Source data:
++++++++++++++++++++
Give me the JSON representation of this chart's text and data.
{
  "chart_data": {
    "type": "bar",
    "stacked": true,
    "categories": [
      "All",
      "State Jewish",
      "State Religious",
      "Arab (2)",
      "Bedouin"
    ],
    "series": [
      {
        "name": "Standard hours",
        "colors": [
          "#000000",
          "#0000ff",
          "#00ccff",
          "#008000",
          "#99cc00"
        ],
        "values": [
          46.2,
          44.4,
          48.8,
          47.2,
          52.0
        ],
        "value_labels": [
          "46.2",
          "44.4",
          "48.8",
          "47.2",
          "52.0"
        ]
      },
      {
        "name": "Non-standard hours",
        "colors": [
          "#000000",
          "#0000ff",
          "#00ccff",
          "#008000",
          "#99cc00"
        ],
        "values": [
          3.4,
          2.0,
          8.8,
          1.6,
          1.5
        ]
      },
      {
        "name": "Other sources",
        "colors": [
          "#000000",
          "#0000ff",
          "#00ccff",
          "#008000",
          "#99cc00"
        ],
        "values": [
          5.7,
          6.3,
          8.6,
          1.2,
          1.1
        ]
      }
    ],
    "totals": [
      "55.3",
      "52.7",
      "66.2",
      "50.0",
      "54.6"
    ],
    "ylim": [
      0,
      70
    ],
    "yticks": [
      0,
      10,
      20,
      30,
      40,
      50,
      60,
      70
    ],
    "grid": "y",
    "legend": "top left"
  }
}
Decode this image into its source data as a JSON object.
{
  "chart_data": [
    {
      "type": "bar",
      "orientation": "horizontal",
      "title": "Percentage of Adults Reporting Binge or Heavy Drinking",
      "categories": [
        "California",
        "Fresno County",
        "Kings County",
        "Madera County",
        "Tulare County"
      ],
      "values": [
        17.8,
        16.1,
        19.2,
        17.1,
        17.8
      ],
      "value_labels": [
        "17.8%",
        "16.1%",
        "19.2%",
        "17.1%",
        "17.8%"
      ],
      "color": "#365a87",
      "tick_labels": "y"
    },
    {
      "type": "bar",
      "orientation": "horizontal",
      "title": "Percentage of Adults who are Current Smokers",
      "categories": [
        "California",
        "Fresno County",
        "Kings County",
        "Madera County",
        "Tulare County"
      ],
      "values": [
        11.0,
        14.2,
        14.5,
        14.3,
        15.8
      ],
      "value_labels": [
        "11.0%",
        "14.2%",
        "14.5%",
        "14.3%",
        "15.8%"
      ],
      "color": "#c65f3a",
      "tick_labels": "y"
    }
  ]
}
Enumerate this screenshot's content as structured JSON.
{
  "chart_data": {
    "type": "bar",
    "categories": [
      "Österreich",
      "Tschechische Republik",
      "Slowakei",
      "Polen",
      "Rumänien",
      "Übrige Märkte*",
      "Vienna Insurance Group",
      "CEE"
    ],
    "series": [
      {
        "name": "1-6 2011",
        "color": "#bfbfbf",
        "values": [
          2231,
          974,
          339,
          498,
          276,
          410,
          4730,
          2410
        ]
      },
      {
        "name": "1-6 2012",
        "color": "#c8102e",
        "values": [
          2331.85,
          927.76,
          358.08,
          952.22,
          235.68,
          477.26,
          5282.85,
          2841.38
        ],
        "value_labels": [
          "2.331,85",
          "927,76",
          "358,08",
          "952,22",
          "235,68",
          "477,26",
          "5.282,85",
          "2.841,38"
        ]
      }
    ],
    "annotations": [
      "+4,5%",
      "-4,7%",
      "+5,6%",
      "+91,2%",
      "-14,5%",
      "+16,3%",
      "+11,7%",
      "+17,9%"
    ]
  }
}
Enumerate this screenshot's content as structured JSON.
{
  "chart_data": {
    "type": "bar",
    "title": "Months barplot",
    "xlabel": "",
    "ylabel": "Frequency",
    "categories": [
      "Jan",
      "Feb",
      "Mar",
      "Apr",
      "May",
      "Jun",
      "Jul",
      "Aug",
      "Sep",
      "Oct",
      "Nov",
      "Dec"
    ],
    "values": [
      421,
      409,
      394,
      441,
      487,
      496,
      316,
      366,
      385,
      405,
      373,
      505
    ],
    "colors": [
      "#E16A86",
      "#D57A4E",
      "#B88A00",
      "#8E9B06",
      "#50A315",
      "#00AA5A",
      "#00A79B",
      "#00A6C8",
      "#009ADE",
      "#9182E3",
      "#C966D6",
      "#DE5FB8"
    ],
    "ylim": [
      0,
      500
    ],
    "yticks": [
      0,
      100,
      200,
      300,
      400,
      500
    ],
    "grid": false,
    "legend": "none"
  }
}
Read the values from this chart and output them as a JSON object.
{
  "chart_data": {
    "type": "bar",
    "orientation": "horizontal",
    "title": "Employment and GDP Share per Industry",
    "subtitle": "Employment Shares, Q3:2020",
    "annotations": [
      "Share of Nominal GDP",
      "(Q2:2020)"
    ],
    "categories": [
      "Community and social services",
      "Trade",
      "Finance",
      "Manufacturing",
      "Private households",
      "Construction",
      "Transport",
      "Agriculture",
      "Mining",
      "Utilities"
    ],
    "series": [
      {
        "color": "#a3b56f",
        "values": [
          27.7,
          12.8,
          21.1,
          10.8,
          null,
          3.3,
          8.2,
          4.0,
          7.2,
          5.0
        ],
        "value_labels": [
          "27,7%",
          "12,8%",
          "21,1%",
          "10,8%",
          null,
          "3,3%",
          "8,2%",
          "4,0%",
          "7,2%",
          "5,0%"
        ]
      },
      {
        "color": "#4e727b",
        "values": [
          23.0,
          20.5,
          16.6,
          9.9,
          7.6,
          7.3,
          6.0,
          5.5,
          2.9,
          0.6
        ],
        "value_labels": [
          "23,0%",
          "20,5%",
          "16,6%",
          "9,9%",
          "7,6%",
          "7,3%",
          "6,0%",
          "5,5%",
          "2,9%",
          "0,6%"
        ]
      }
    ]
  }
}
++++++++++++++++++++
**Exercise**
Using the data above, repeat every line exactly.

**Task result**
Give me the JSON representation of this chart's text and data.
{
  "chart_data": {
    "type": "bar",
    "stacked": true,
    "categories": [
      "All",
      "State Jewish",
      "State Religious",
      "Arab (2)",
      "Bedouin"
    ],
    "series": [
      {
        "name": "Standard hours",
        "colors": [
          "#000000",
          "#0000ff",
          "#00ccff",
          "#008000",
          "#99cc00"
        ],
        "values": [
          46.2,
          44.4,
          48.8,
          47.2,
          52.0
        ],
        "value_labels": [
          "46.2",
          "44.4",
          "48.8",
          "47.2",
          "52.0"
        ]
      },
      {
        "name": "Non-standard hours",
        "colors": [
          "#000000",
          "#0000ff",
          "#00ccff",
          "#008000",
          "#99cc00"
        ],
        "values": [
          3.4,
          2.0,
          8.8,
          1.6,
          1.5
        ]
      },
      {
        "name": "Other sources",
        "colors": [
          "#000000",
          "#0000ff",
          "#00ccff",
          "#008000",
          "#99cc00"
        ],
        "values": [
          5.7,
          6.3,
          8.6,
          1.2,
          1.1
        ]
      }
    ],
    "totals": [
      "55.3",
      "52.7",
      "66.2",
      "50.0",
      "54.6"
    ],
    "ylim": [
      0,
      70
    ],
    "yticks": [
      0,
      10,
      20,
      30,
      40,
      50,
      60,
      70
    ],
    "grid": "y",
    "legend": "top left"
  }
}
Decode this image into its source data as a JSON object.
{
  "chart_data": [
    {
      "type": "bar",
      "orientation": "horizontal",
      "title": "Percentage of Adults Reporting Binge or Heavy Drinking",
      "categories": [
        "California",
        "Fresno County",
        "Kings County",
        "Madera County",
        "Tulare County"
      ],
      "values": [
        17.8,
        16.1,
        19.2,
        17.1,
        17.8
      ],
      "value_labels": [
        "17.8%",
        "16.1%",
        "19.2%",
        "17.1%",
        "17.8%"
      ],
      "color": "#365a87",
      "tick_labels": "y"
    },
    {
      "type": "bar",
      "orientation": "horizontal",
      "title": "Percentage of Adults who are Current Smokers",
      "categories": [
        "California",
        "Fresno County",
        "Kings County",
        "Madera County",
        "Tulare County"
      ],
      "values": [
        11.0,
        14.2,
        14.5,
        14.3,
        15.8
      ],
      "value_labels": [
        "11.0%",
        "14.2%",
        "14.5%",
        "14.3%",
        "15.8%"
      ],
      "color": "#c65f3a",
      "tick_labels": "y"
    }
  ]
}
Enumerate this screenshot's content as structured JSON.
{
  "chart_data": {
    "type": "bar",
    "categories": [
      "Österreich",
      "Tschechische Republik",
      "Slowakei",
      "Polen",
      "Rumänien",
      "Übrige Märkte*",
      "Vienna Insurance Group",
      "CEE"
    ],
    "series": [
      {
        "name": "1-6 2011",
        "color": "#bfbfbf",
        "values": [
          2231,
          974,
          339,
          498,
          276,
          410,
          4730,
          2410
        ]
      },
      {
        "name": "1-6 2012",
        "color": "#c8102e",
        "values": [
          2331.85,
          927.76,
          358.08,
          952.22,
          235.68,
          477.26,
          5282.85,
          2841.38
        ],
        "value_labels": [
          "2.331,85",
          "927,76",
          "358,08",
          "952,22",
          "235,68",
          "477,26",
          "5.282,85",
          "2.841,38"
        ]
      }
    ],
    "annotations": [
      "+4,5%",
      "-4,7%",
      "+5,6%",
      "+91,2%",
      "-14,5%",
      "+16,3%",
      "+11,7%",
      "+17,9%"
    ]
  }
}
Enumerate this screenshot's content as structured JSON.
{
  "chart_data": {
    "type": "bar",
    "title": "Months barplot",
    "xlabel": "",
    "ylabel": "Frequency",
    "categories": [
      "Jan",
      "Feb",
      "Mar",
      "Apr",
      "May",
      "Jun",
      "Jul",
      "Aug",
      "Sep",
      "Oct",
      "Nov",
      "Dec"
    ],
    "values": [
      421,
      409,
      394,
      441,
      487,
      496,
      316,
      366,
      385,
      405,
      373,
      505
    ],
    "colors": [
      "#E16A86",
      "#D57A4E",
      "#B88A00",
      "#8E9B06",
      "#50A315",
      "#00AA5A",
      "#00A79B",
      "#00A6C8",
      "#009ADE",
      "#9182E3",
      "#C966D6",
      "#DE5FB8"
    ],
    "ylim": [
      0,
      500
    ],
    "yticks": [
      0,
      100,
      200,
      300,
      400,
      500
    ],
    "grid": false,
    "legend": "none"
  }
}
Read the values from this chart and output them as a JSON object.
{
  "chart_data": {
    "type": "bar",
    "orientation": "horizontal",
    "title": "Employment and GDP Share per Industry",
    "subtitle": "Employment Shares, Q3:2020",
    "annotations": [
      "Share of Nominal GDP",
      "(Q2:2020)"
    ],
    "categories": [
      "Community and social services",
      "Trade",
      "Finance",
      "Manufacturing",
      "Private households",
      "Construction",
      "Transport",
      "Agriculture",
      "Mining",
      "Utilities"
    ],
    "series": [
      {
        "color": "#a3b56f",
        "values": [
          27.7,
          12.8,
          21.1,
          10.8,
          null,
          3.3,
          8.2,
          4.0,
          7.2,
          5.0
        ],
        "value_labels": [
          "27,7%",
          "12,8%",
          "21,1%",
          "10,8%",
          null,
          "3,3%",
          "8,2%",
          "4,0%",
          "7,2%",
          "5,0%"
        ]
      },
      {
        "color": "#4e727b",
        "values": [
          23.0,
          20.5,
          16.6,
          9.9,
          7.6,
          7.3,
          6.0,
          5.5,
          2.9,
          0.6
        ],
        "value_labels": [
          "23,0%",
          "20,5%",
          "16,6%",
          "9,9%",
          "7,6%",
          "7,3%",
          "6,0%",
          "5,5%",
          "2,9%",
          "0,6%"
        ]
      }
    ]
  }
}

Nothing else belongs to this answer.